** EXERCISE TASK **
Please set down, word for word, the lines from the line with "y-tick-label: 0.44 bbox=[46, 174, 73, 188]" to the line with "legend: training AUC", both of those included.
········
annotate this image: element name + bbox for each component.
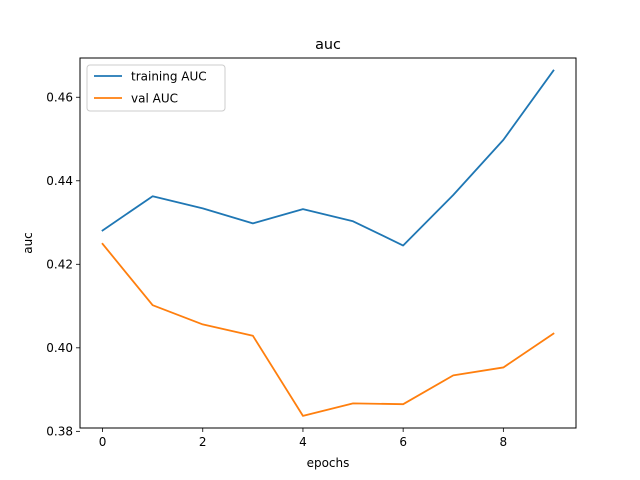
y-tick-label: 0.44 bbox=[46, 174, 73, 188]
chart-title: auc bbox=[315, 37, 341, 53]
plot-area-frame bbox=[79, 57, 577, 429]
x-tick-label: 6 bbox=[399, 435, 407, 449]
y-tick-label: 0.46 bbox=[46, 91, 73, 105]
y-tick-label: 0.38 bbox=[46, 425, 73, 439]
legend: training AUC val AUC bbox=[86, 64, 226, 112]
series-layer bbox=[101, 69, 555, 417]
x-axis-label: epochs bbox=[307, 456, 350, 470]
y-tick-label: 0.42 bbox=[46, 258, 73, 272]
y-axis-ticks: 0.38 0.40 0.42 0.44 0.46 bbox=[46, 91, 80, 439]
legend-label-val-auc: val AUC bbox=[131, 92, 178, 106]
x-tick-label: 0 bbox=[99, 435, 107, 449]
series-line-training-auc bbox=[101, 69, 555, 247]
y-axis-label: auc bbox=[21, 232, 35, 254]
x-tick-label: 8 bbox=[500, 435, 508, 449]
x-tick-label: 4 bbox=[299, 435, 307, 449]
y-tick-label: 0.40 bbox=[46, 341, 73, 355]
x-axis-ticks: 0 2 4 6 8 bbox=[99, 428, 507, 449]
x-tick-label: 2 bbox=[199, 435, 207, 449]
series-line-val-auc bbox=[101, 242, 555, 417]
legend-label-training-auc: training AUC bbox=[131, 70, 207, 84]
········
** EXERCISE ANSWER **
y-tick-label: 0.44 bbox=[46, 174, 73, 188]
chart-title: auc bbox=[315, 37, 341, 53]
plot-area-frame bbox=[79, 57, 577, 429]
x-tick-label: 6 bbox=[399, 435, 407, 449]
y-tick-label: 0.46 bbox=[46, 91, 73, 105]
y-tick-label: 0.38 bbox=[46, 425, 73, 439]
legend: training AUC val AUC bbox=[86, 64, 226, 112]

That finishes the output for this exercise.